◆ **What this task involves**
Write out all of the data without omission, exactly as shown.

◆ **Data items**
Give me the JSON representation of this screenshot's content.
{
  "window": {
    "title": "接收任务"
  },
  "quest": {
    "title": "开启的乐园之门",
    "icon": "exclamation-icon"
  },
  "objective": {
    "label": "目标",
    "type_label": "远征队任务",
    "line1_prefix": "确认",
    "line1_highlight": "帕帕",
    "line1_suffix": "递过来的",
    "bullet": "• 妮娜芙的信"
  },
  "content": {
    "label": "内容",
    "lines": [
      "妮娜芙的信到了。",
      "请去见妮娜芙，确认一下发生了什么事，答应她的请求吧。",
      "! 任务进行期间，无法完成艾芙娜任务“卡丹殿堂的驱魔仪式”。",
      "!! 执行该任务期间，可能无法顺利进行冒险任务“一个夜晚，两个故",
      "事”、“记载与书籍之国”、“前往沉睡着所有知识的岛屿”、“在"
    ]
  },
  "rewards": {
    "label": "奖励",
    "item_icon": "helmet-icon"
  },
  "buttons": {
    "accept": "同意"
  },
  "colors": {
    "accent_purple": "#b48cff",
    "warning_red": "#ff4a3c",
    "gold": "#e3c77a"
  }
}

◆ **Correct answer**
Give me the JSON representation of this screenshot's content.
{
  "window": {
    "title": "接收任务"
  },
  "quest": {
    "title": "开启的乐园之门",
    "icon": "exclamation-icon"
  },
  "objective": {
    "label": "目标",
    "type_label": "远征队任务",
    "line1_prefix": "确认",
    "line1_highlight": "帕帕",
    "line1_suffix": "递过来的",
    "bullet": "• 妮娜芙的信"
  },
  "content": {
    "label": "内容",
    "lines": [
      "妮娜芙的信到了。",
      "请去见妮娜芙，确认一下发生了什么事，答应她的请求吧。",
      "! 任务进行期间，无法完成艾芙娜任务“卡丹殿堂的驱魔仪式”。",
      "!! 执行该任务期间，可能无法顺利进行冒险任务“一个夜晚，两个故",
      "事”、“记载与书籍之国”、“前往沉睡着所有知识的岛屿”、“在"
    ]
  },
  "rewards": {
    "label": "奖励",
    "item_icon": "helmet-icon"
  },
  "buttons": {
    "accept": "同意"
  },
  "colors": {
    "accent_purple": "#b48cff",
    "warning_red": "#ff4a3c",
    "gold": "#e3c77a"
  }
}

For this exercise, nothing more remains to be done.